== EXERCISE INPUT ==
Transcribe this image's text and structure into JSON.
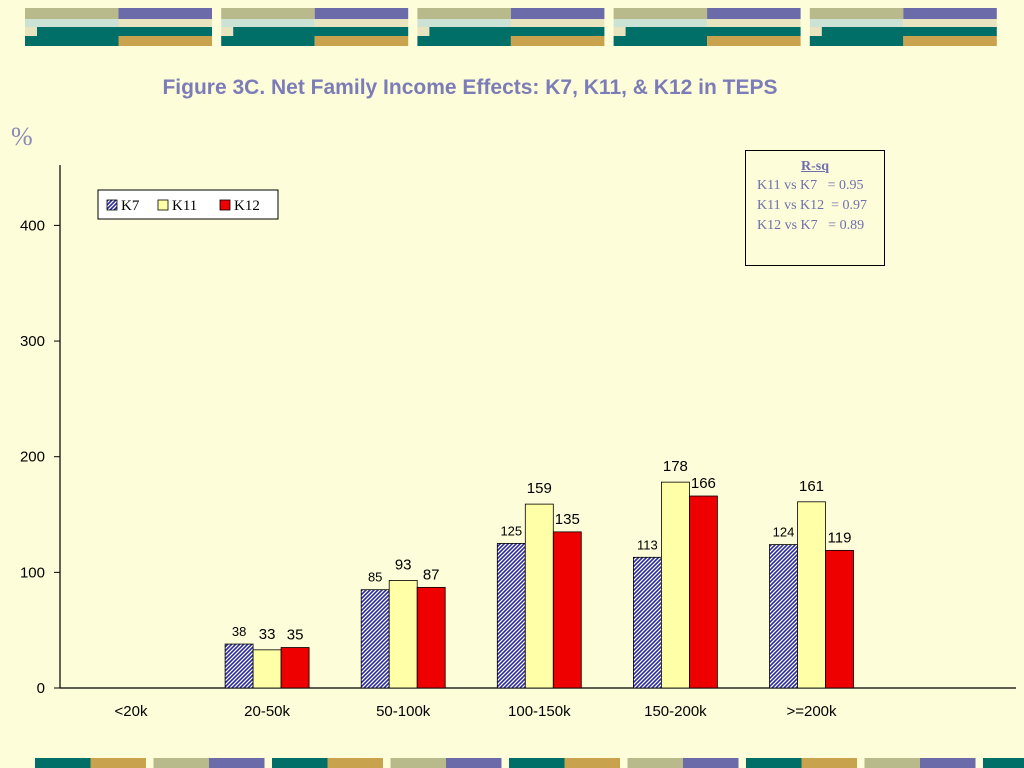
{
  "slide": {
    "title": "Figure 3C. Net Family Income Effects: K7, K11, & K12 in TEPS",
    "unit_label": "%"
  },
  "rsq_box": {
    "title": "R-sq",
    "lines": [
      "K11 vs K7   = 0.95",
      "K11 vs K12  = 0.97",
      "K12 vs K7   = 0.89"
    ]
  },
  "colors": {
    "background": "#FDFDD9",
    "k7_pattern_fg": "#2A2AA0",
    "k7_pattern_bg": "#FFFFFF",
    "k11": "#FFFFA8",
    "k12": "#EE0000",
    "title": "#7C7CB8",
    "deco_blue": "#6B6BAA",
    "deco_olive": "#B8BA8C",
    "deco_teal": "#006F68",
    "deco_gold": "#C8A24C",
    "deco_cream": "#E9E4C0",
    "deco_mint": "#CCE2D4"
  },
  "chart_data": {
    "type": "bar",
    "categories": [
      "<20k",
      "20-50k",
      "50-100k",
      "100-150k",
      "150-200k",
      ">=200k"
    ],
    "series": [
      {
        "name": "K7",
        "values": [
          null,
          38,
          85,
          125,
          113,
          124
        ]
      },
      {
        "name": "K11",
        "values": [
          null,
          33,
          93,
          159,
          178,
          161
        ]
      },
      {
        "name": "K12",
        "values": [
          null,
          35,
          87,
          135,
          166,
          119
        ]
      }
    ],
    "yticks": [
      0,
      100,
      200,
      300,
      400
    ],
    "ylim": [
      0,
      450
    ],
    "legend": "top-left",
    "grid": false
  }
}
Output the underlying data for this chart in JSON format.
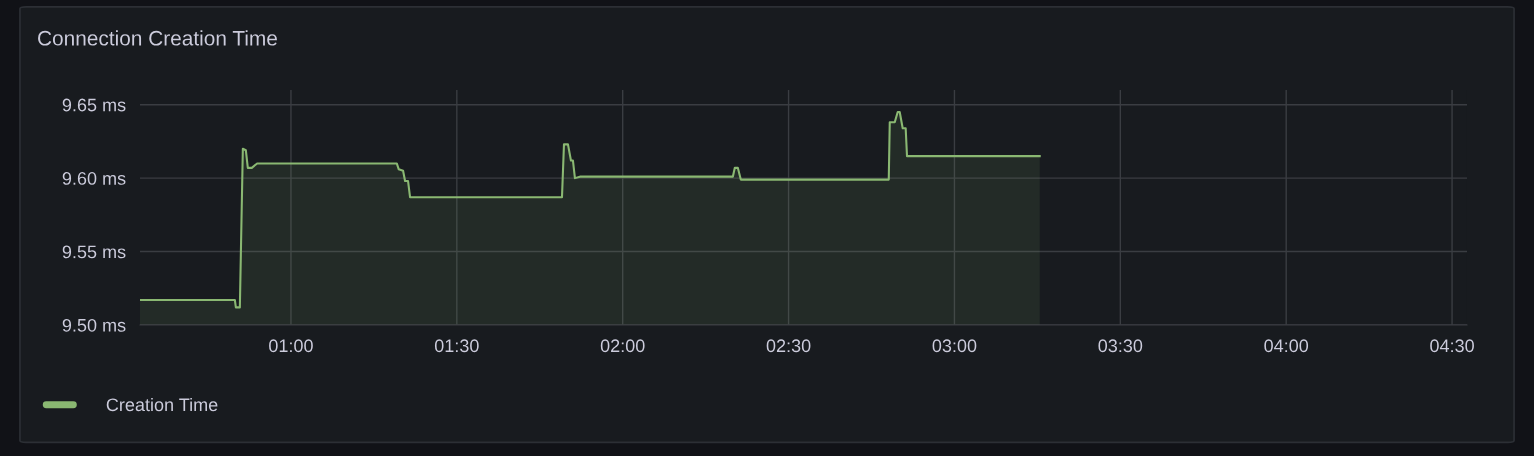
{
  "chart_data": {
    "type": "area",
    "title": "Connection Creation Time",
    "xlim": [
      0.545,
      4.545
    ],
    "xticks": [
      {
        "value": 1,
        "label": "01:00"
      },
      {
        "value": 1.5,
        "label": "01:30"
      },
      {
        "value": 2,
        "label": "02:00"
      },
      {
        "value": 2.5,
        "label": "02:30"
      },
      {
        "value": 3,
        "label": "03:00"
      },
      {
        "value": 3.5,
        "label": "03:30"
      },
      {
        "value": 4,
        "label": "04:00"
      },
      {
        "value": 4.5,
        "label": "04:30"
      }
    ],
    "ylim": [
      9.5,
      9.66
    ],
    "yticks": [
      {
        "value": 9.5,
        "label": "9.50 ms"
      },
      {
        "value": 9.55,
        "label": "9.55 ms"
      },
      {
        "value": 9.6,
        "label": "9.60 ms"
      },
      {
        "value": 9.65,
        "label": "9.65 ms"
      }
    ],
    "grid": true,
    "legend": "bottom left",
    "series": [
      {
        "name": "Creation Time",
        "color": "#8ab872",
        "x": [
          0.545,
          0.831,
          0.834,
          0.846,
          0.855,
          0.864,
          0.87,
          0.882,
          0.898,
          1.319,
          1.325,
          1.338,
          1.344,
          1.353,
          1.359,
          1.389,
          1.817,
          1.823,
          1.835,
          1.844,
          1.85,
          1.856,
          1.871,
          2.308,
          2.332,
          2.338,
          2.347,
          2.356,
          2.371,
          2.802,
          2.805,
          2.82,
          2.829,
          2.835,
          2.844,
          2.853,
          2.857,
          3.257
        ],
        "values": [
          9.517,
          9.517,
          9.512,
          9.512,
          9.62,
          9.619,
          9.607,
          9.607,
          9.61,
          9.61,
          9.606,
          9.605,
          9.598,
          9.598,
          9.587,
          9.587,
          9.587,
          9.623,
          9.623,
          9.612,
          9.612,
          9.6,
          9.601,
          9.601,
          9.601,
          9.607,
          9.607,
          9.599,
          9.599,
          9.599,
          9.638,
          9.638,
          9.645,
          9.645,
          9.634,
          9.634,
          9.615,
          9.615
        ]
      }
    ]
  }
}
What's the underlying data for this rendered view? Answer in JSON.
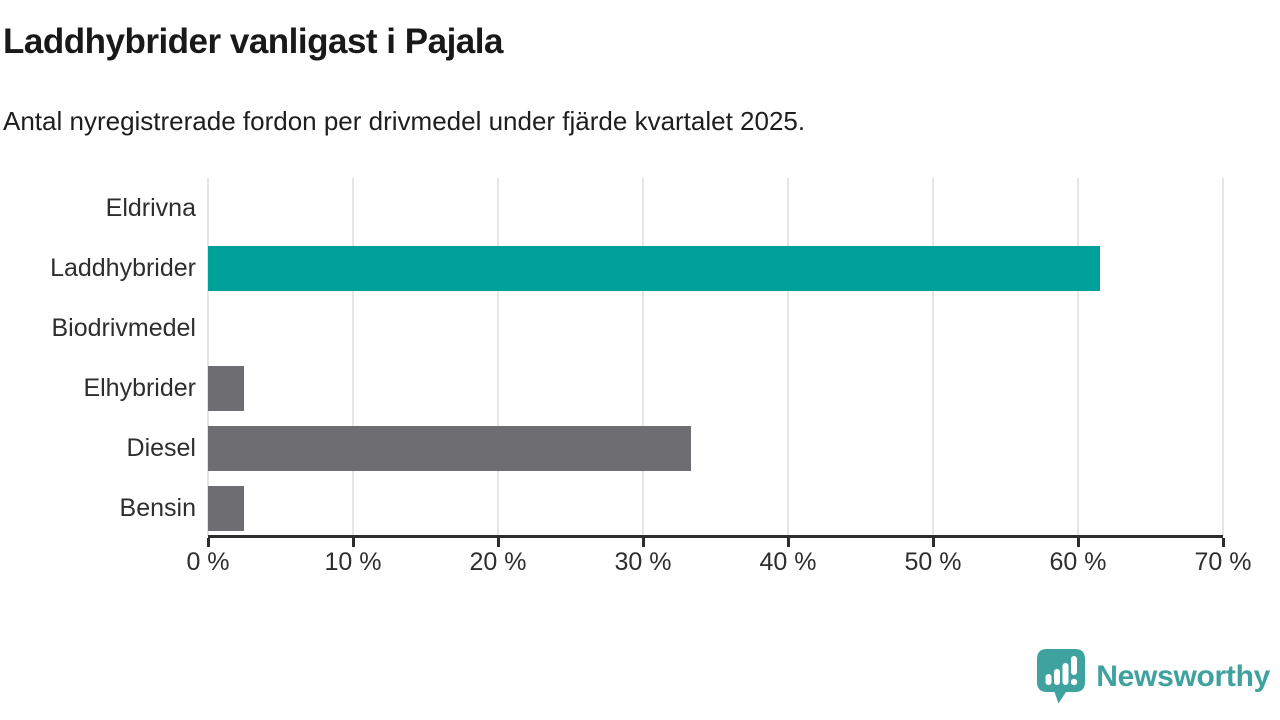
{
  "header": {
    "title": "Laddhybrider vanligast i Pajala",
    "subtitle": "Antal nyregistrerade fordon per drivmedel under fjärde kvartalet 2025."
  },
  "chart_data": {
    "type": "bar",
    "orientation": "horizontal",
    "title": "Laddhybrider vanligast i Pajala",
    "subtitle": "Antal nyregistrerade fordon per drivmedel under fjärde kvartalet 2025.",
    "categories": [
      "Eldrivna",
      "Laddhybrider",
      "Biodrivmedel",
      "Elhybrider",
      "Diesel",
      "Bensin"
    ],
    "values": [
      0,
      61.5,
      0,
      2.5,
      33.3,
      2.5
    ],
    "unit": "%",
    "xlim": [
      0,
      70
    ],
    "x_ticks": [
      0,
      10,
      20,
      30,
      40,
      50,
      60,
      70
    ],
    "x_tick_labels": [
      "0 %",
      "10 %",
      "20 %",
      "30 %",
      "40 %",
      "50 %",
      "60 %",
      "70 %"
    ],
    "grid": true,
    "legend": "none",
    "highlight_index": 1,
    "colors": {
      "highlight": "#00a09a",
      "default": "#6e6d72",
      "gridline": "#e6e6e6",
      "axis": "#2d2d2d"
    }
  },
  "footer": {
    "brand": "Newsworthy",
    "brand_color": "#3fa29e",
    "logo_icon": "bar-chart-speech-bubble"
  }
}
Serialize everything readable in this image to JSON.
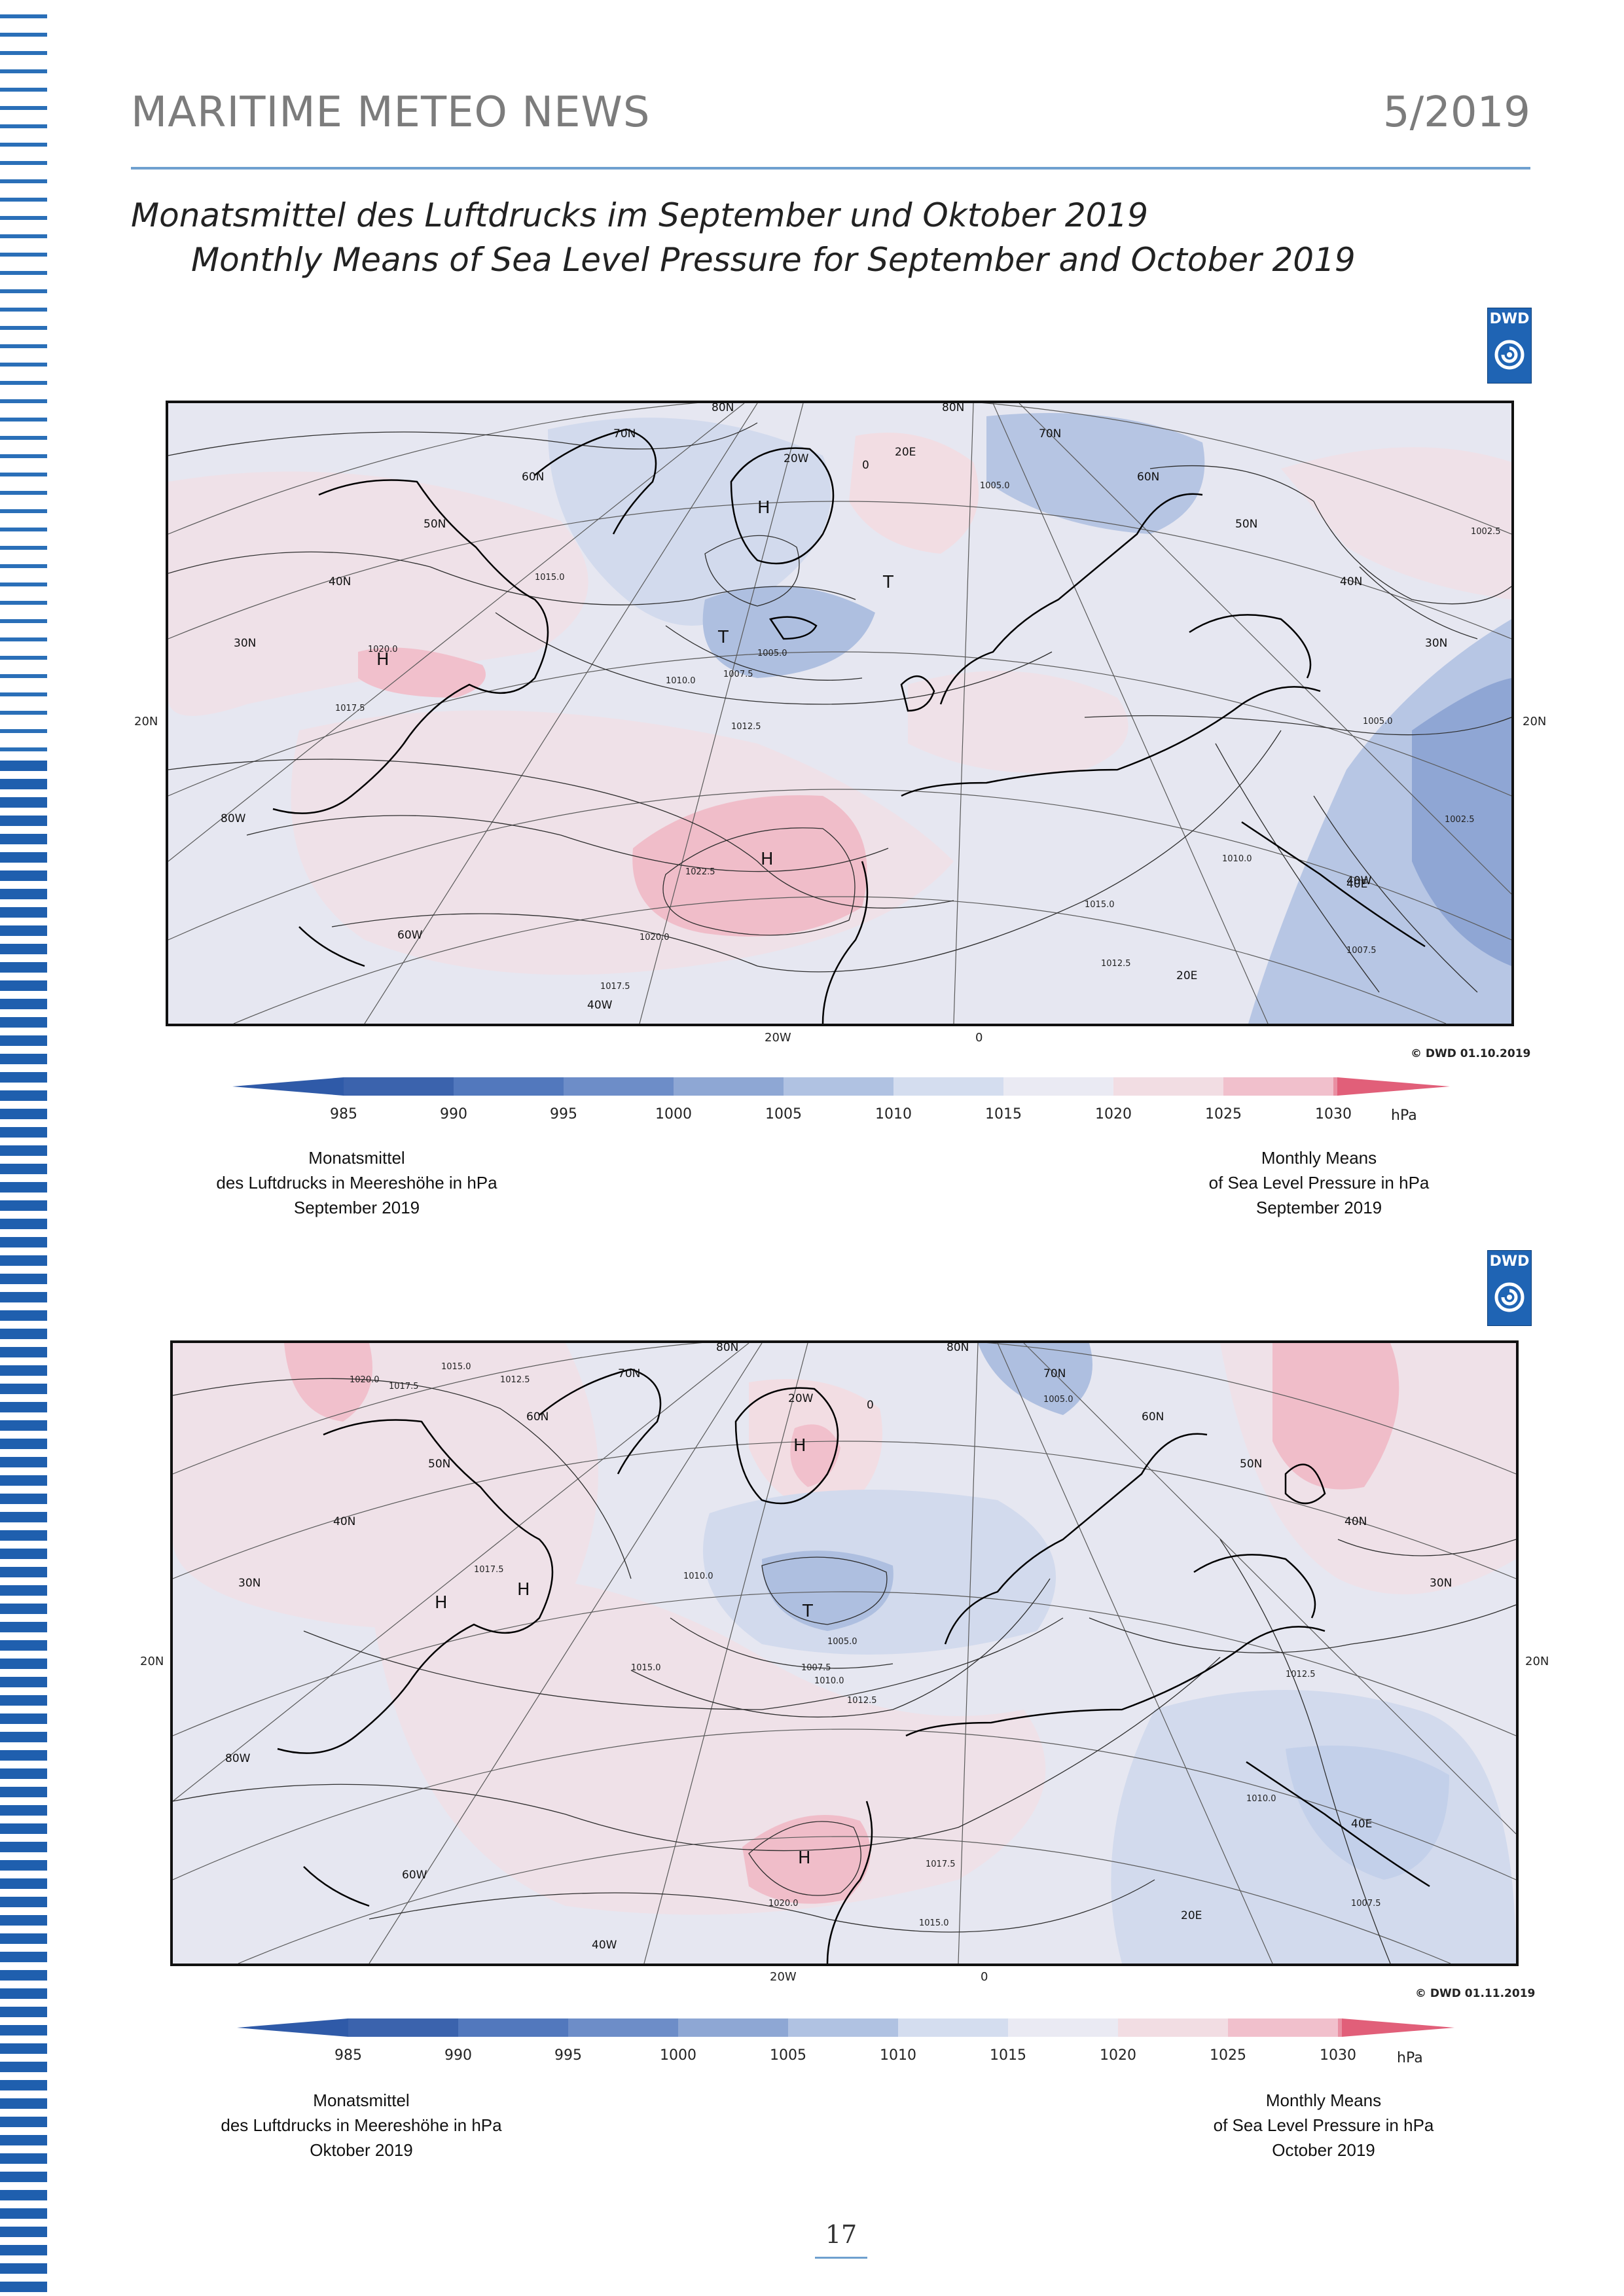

== YOUR OBJECTIVE ==
Every entry above should be duplicated exactly. Do not include the images.

== SOLUTION FOR THIS PROBLEM ==
Transcribe this image's text and structure into JSON.
{
  "slide": {
    "title": "Figure 3C. Net Family Income Effects: K7, K11, & K12 in TEPS",
    "unit_label": "%"
  },
  "rsq_box": {
    "title": "R-sq",
    "lines": [
      "K11 vs K7   = 0.95",
      "K11 vs K12  = 0.97",
      "K12 vs K7   = 0.89"
    ]
  },
  "colors": {
    "background": "#FDFDD9",
    "k7_pattern_fg": "#2A2AA0",
    "k7_pattern_bg": "#FFFFFF",
    "k11": "#FFFFA8",
    "k12": "#EE0000",
    "title": "#7C7CB8",
    "deco_blue": "#6B6BAA",
    "deco_olive": "#B8BA8C",
    "deco_teal": "#006F68",
    "deco_gold": "#C8A24C",
    "deco_cream": "#E9E4C0",
    "deco_mint": "#CCE2D4"
  },
  "chart_data": {
    "type": "bar",
    "categories": [
      "<20k",
      "20-50k",
      "50-100k",
      "100-150k",
      "150-200k",
      ">=200k"
    ],
    "series": [
      {
        "name": "K7",
        "values": [
          null,
          38,
          85,
          125,
          113,
          124
        ]
      },
      {
        "name": "K11",
        "values": [
          null,
          33,
          93,
          159,
          178,
          161
        ]
      },
      {
        "name": "K12",
        "values": [
          null,
          35,
          87,
          135,
          166,
          119
        ]
      }
    ],
    "yticks": [
      0,
      100,
      200,
      300,
      400
    ],
    "ylim": [
      0,
      450
    ],
    "legend": "top-left",
    "grid": false
  }
}
Output the underlying data for this chart in JSON format.
{
  "chart_data": {
    "type": "area",
    "title": "Connection Creation Time",
    "xlim": [
      0.545,
      4.545
    ],
    "xticks": [
      {
        "value": 1,
        "label": "01:00"
      },
      {
        "value": 1.5,
        "label": "01:30"
      },
      {
        "value": 2,
        "label": "02:00"
      },
      {
        "value": 2.5,
        "label": "02:30"
      },
      {
        "value": 3,
        "label": "03:00"
      },
      {
        "value": 3.5,
        "label": "03:30"
      },
      {
        "value": 4,
        "label": "04:00"
      },
      {
        "value": 4.5,
        "label": "04:30"
      }
    ],
    "ylim": [
      9.5,
      9.66
    ],
    "yticks": [
      {
        "value": 9.5,
        "label": "9.50 ms"
      },
      {
        "value": 9.55,
        "label": "9.55 ms"
      },
      {
        "value": 9.6,
        "label": "9.60 ms"
      },
      {
        "value": 9.65,
        "label": "9.65 ms"
      }
    ],
    "grid": true,
    "legend": "bottom left",
    "series": [
      {
        "name": "Creation Time",
        "color": "#8ab872",
        "x": [
          0.545,
          0.831,
          0.834,
          0.846,
          0.855,
          0.864,
          0.87,
          0.882,
          0.898,
          1.319,
          1.325,
          1.338,
          1.344,
          1.353,
          1.359,
          1.389,
          1.817,
          1.823,
          1.835,
          1.844,
          1.85,
          1.856,
          1.871,
          2.308,
          2.332,
          2.338,
          2.347,
          2.356,
          2.371,
          2.802,
          2.805,
          2.82,
          2.829,
          2.835,
          2.844,
          2.853,
          2.857,
          3.257
        ],
        "values": [
          9.517,
          9.517,
          9.512,
          9.512,
          9.62,
          9.619,
          9.607,
          9.607,
          9.61,
          9.61,
          9.606,
          9.605,
          9.598,
          9.598,
          9.587,
          9.587,
          9.587,
          9.623,
          9.623,
          9.612,
          9.612,
          9.6,
          9.601,
          9.601,
          9.601,
          9.607,
          9.607,
          9.599,
          9.599,
          9.599,
          9.638,
          9.638,
          9.645,
          9.645,
          9.634,
          9.634,
          9.615,
          9.615
        ]
      }
    ]
  }
}
What's the underlying data for this rendered view? Answer in JSON.
{
  "header": {
    "title": "Laddhybrider vanligast i Pajala",
    "subtitle": "Antal nyregistrerade fordon per drivmedel under fjärde kvartalet 2025."
  },
  "chart_data": {
    "type": "bar",
    "orientation": "horizontal",
    "title": "Laddhybrider vanligast i Pajala",
    "subtitle": "Antal nyregistrerade fordon per drivmedel under fjärde kvartalet 2025.",
    "categories": [
      "Eldrivna",
      "Laddhybrider",
      "Biodrivmedel",
      "Elhybrider",
      "Diesel",
      "Bensin"
    ],
    "values": [
      0,
      61.5,
      0,
      2.5,
      33.3,
      2.5
    ],
    "unit": "%",
    "xlim": [
      0,
      70
    ],
    "x_ticks": [
      0,
      10,
      20,
      30,
      40,
      50,
      60,
      70
    ],
    "x_tick_labels": [
      "0 %",
      "10 %",
      "20 %",
      "30 %",
      "40 %",
      "50 %",
      "60 %",
      "70 %"
    ],
    "grid": true,
    "legend": "none",
    "highlight_index": 1,
    "colors": {
      "highlight": "#00a09a",
      "default": "#6e6d72",
      "gridline": "#e6e6e6",
      "axis": "#2d2d2d"
    }
  },
  "footer": {
    "brand": "Newsworthy",
    "brand_color": "#3fa29e",
    "logo_icon": "bar-chart-speech-bubble"
  }
}
Serialize everything readable in this image to JSON.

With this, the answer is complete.